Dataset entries
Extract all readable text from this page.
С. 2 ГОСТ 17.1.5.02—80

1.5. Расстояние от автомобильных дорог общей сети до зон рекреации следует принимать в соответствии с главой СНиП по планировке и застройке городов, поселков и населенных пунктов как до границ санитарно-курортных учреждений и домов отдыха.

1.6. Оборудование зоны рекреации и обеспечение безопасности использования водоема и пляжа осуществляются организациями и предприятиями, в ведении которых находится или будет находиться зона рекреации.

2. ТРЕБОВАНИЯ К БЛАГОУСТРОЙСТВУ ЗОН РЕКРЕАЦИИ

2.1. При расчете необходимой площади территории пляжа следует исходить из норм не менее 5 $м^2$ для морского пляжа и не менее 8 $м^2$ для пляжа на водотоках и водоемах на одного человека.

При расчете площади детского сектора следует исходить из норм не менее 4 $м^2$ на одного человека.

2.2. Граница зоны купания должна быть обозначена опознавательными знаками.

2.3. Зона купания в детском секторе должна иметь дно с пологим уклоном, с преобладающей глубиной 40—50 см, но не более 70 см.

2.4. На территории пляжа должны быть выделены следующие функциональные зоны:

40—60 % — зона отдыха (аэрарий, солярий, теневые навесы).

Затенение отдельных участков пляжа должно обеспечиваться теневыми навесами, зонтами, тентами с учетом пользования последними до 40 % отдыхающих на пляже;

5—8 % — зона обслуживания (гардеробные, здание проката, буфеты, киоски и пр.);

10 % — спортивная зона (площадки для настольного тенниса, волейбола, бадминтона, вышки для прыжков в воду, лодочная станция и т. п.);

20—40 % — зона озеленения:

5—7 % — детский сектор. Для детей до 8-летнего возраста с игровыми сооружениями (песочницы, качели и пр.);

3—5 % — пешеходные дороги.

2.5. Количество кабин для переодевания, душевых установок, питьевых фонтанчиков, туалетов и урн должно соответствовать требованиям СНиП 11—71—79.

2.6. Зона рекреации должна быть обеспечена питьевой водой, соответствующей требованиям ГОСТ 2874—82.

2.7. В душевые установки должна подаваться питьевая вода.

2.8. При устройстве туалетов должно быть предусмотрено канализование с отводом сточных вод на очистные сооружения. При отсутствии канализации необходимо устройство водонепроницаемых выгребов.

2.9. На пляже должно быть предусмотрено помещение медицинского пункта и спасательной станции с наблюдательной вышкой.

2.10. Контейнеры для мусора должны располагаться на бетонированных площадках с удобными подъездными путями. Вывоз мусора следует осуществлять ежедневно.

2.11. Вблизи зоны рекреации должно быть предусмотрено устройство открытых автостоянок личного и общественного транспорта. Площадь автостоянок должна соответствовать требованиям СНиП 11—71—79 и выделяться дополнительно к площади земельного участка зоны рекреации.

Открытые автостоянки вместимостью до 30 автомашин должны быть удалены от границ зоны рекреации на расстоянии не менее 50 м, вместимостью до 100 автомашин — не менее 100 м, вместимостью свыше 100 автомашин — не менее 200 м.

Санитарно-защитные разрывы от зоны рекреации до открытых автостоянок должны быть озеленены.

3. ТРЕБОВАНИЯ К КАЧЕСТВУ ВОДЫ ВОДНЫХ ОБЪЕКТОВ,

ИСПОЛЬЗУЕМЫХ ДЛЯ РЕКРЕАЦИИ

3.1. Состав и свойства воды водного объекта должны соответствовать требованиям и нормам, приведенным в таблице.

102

==

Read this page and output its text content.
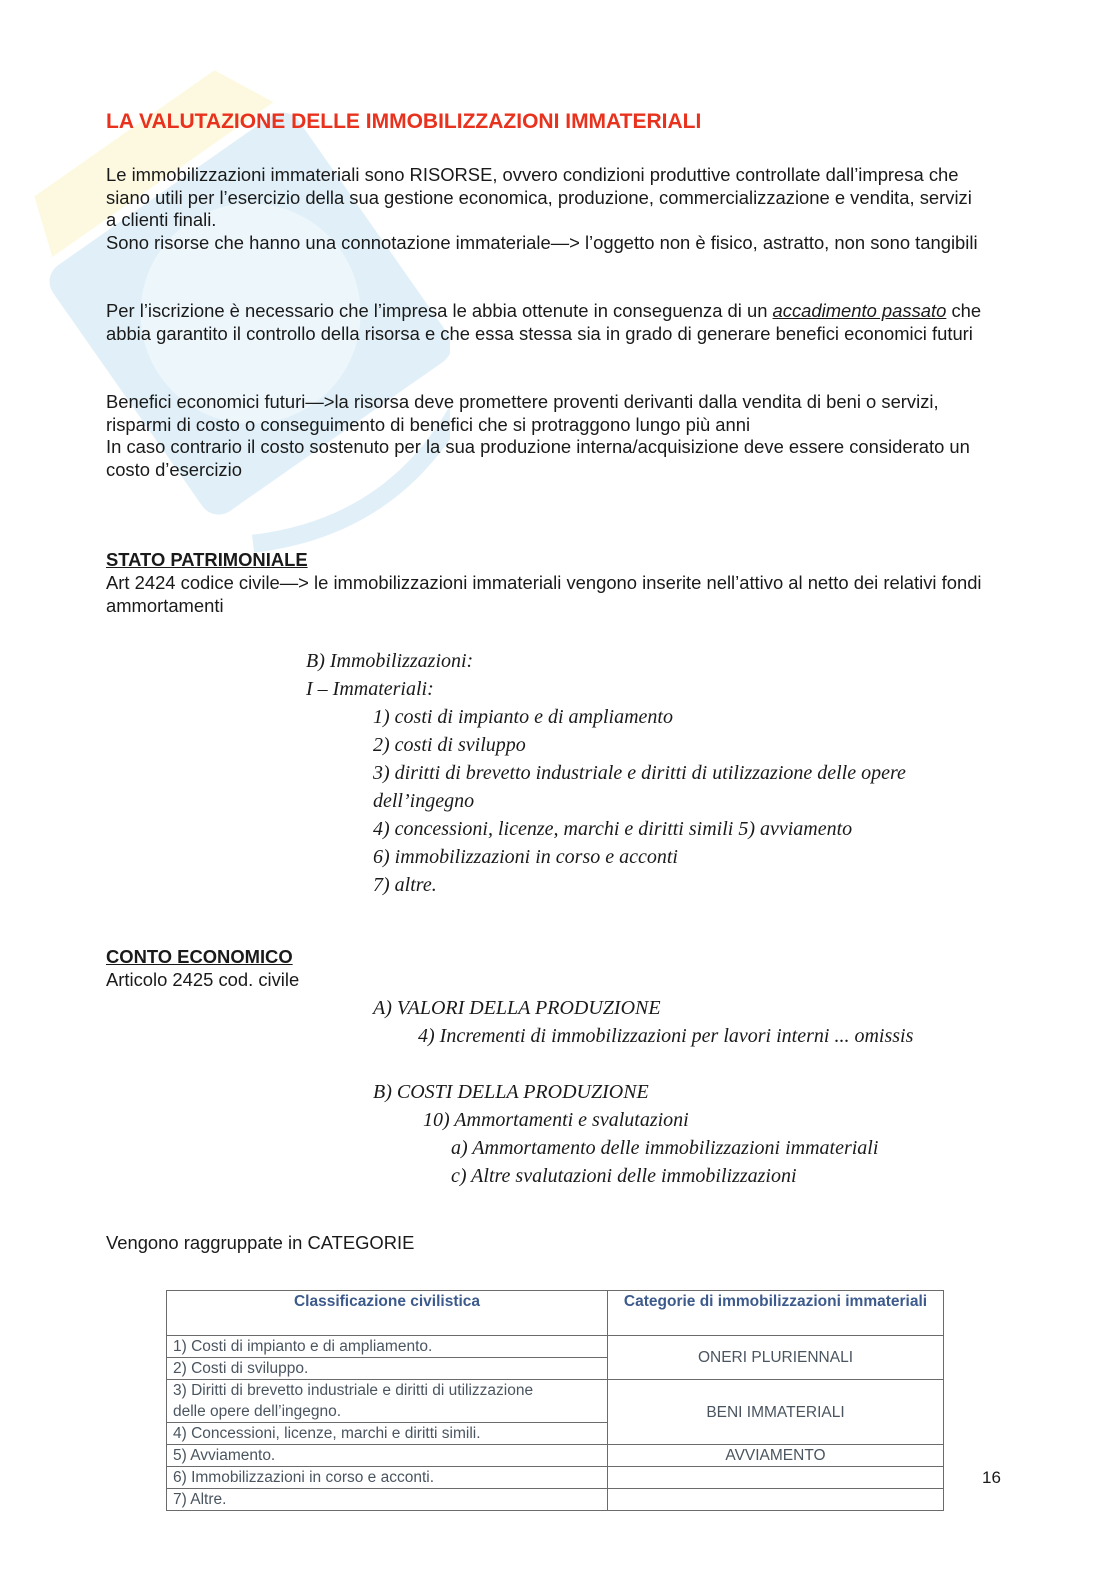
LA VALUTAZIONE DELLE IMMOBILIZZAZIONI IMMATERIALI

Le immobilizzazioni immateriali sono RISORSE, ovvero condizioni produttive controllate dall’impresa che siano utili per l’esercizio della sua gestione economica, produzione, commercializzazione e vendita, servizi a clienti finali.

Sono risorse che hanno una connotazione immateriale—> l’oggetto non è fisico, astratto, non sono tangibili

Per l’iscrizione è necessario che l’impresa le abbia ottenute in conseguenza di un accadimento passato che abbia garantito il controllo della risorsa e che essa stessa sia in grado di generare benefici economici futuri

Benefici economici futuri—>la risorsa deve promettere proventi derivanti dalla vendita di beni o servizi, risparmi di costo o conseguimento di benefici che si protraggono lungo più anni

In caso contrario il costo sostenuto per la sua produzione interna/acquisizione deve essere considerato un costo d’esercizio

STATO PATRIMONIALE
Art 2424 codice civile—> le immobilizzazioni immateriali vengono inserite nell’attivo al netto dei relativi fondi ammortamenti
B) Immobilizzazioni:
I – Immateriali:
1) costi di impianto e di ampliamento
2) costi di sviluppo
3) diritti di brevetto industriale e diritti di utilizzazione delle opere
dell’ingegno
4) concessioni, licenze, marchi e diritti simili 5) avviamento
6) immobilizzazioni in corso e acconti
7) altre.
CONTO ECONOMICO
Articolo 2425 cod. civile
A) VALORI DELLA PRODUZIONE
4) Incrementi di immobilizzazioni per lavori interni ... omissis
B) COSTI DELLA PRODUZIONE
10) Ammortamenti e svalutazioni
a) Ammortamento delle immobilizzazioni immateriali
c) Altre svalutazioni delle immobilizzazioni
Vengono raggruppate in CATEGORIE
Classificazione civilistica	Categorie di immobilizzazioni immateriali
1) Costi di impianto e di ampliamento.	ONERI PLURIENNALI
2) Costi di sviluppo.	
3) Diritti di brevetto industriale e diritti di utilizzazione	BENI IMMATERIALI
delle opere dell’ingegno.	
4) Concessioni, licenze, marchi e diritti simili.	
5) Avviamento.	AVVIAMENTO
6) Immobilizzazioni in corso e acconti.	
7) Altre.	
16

**REQUIREMENTS**
Go through the listing above and locate each line that holds the word "ГОСТ". Copy those lines.

**EXERCISE ANSWER**
С. 2 ГОСТ 17.1.5.02—80
2.6. Зона рекреации должна быть обеспечена питьевой водой, соответствующей требованиям ГОСТ 2874—82.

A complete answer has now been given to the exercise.